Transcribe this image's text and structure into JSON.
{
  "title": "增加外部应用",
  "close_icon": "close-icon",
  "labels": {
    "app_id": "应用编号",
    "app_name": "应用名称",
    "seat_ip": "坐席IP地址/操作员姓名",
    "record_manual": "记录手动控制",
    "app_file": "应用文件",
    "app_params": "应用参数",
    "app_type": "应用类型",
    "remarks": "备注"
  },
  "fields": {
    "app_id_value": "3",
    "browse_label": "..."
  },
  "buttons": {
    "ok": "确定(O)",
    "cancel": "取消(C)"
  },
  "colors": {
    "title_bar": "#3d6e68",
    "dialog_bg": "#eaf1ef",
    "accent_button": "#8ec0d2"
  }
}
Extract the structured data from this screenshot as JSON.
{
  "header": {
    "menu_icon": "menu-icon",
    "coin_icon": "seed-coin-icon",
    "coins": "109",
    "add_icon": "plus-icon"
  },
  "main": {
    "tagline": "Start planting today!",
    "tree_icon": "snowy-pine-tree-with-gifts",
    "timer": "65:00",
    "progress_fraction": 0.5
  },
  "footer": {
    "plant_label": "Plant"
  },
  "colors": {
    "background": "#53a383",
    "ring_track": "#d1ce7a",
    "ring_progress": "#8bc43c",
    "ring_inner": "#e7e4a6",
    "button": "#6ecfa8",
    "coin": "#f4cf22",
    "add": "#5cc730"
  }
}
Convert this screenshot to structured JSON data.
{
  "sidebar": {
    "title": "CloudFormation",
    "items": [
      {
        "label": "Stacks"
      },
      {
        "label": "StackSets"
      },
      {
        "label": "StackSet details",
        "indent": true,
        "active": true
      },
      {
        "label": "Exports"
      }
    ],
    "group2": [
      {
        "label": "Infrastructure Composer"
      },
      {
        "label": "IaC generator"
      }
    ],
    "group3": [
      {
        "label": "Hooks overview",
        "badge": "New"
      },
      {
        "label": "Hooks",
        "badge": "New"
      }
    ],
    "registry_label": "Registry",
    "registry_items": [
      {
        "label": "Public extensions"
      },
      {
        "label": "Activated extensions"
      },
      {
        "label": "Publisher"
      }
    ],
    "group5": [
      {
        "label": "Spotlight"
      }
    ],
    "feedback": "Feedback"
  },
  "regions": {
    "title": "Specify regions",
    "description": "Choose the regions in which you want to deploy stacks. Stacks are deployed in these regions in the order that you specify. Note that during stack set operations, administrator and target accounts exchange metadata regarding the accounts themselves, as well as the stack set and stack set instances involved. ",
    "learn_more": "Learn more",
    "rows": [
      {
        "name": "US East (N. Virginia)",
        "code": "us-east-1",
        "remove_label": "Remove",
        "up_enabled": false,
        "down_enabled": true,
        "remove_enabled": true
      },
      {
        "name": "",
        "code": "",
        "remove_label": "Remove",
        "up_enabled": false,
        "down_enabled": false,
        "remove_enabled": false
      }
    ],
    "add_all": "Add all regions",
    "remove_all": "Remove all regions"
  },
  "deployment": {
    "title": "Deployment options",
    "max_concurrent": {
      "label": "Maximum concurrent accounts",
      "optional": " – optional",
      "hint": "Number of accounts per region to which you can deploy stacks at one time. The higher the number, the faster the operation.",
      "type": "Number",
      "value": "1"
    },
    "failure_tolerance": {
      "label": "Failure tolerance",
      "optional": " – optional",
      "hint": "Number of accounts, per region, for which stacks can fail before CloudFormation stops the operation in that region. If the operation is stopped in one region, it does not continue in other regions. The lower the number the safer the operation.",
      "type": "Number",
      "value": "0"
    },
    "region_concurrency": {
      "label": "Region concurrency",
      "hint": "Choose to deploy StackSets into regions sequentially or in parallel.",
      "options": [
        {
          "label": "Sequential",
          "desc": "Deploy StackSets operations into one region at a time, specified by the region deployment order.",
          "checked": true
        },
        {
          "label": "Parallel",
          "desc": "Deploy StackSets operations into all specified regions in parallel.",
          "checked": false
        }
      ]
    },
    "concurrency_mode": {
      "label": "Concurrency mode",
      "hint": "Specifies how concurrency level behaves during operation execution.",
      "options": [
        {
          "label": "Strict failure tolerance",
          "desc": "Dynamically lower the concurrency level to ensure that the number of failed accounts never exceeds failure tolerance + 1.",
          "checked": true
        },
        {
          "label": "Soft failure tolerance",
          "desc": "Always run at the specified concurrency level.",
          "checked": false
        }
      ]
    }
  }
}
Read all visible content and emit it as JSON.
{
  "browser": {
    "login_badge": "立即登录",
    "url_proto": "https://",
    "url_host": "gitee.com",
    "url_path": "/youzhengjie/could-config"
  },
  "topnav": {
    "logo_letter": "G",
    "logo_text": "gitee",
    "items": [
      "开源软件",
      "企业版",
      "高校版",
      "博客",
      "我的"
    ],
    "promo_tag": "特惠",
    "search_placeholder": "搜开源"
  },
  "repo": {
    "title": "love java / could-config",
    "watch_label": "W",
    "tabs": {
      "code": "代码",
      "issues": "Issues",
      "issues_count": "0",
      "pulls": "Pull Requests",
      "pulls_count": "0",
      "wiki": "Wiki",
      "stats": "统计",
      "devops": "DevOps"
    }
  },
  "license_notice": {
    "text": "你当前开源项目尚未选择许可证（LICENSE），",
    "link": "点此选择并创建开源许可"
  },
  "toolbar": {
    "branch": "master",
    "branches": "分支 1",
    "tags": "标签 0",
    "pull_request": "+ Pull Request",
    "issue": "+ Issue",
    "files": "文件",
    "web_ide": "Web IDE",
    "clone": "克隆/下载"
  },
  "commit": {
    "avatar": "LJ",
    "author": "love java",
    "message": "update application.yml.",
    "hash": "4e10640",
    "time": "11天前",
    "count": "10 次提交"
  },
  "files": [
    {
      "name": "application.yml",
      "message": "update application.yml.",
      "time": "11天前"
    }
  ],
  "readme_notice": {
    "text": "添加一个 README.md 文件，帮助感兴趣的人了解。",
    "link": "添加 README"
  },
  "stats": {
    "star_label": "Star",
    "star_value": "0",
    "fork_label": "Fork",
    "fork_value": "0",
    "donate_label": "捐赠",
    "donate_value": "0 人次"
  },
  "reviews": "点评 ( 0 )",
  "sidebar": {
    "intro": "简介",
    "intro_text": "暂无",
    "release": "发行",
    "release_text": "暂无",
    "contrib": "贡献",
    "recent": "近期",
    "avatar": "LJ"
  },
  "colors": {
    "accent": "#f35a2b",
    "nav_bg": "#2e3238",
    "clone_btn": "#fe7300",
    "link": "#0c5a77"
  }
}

★ ★ ★ ★

Which lines above contain the word "JSON"? Copy each of them.

Full output:
Transcribe this image's text and structure into JSON.
Extract the structured data from this screenshot as JSON.
Convert this screenshot to structured JSON data.
Read all visible content and emit it as JSON.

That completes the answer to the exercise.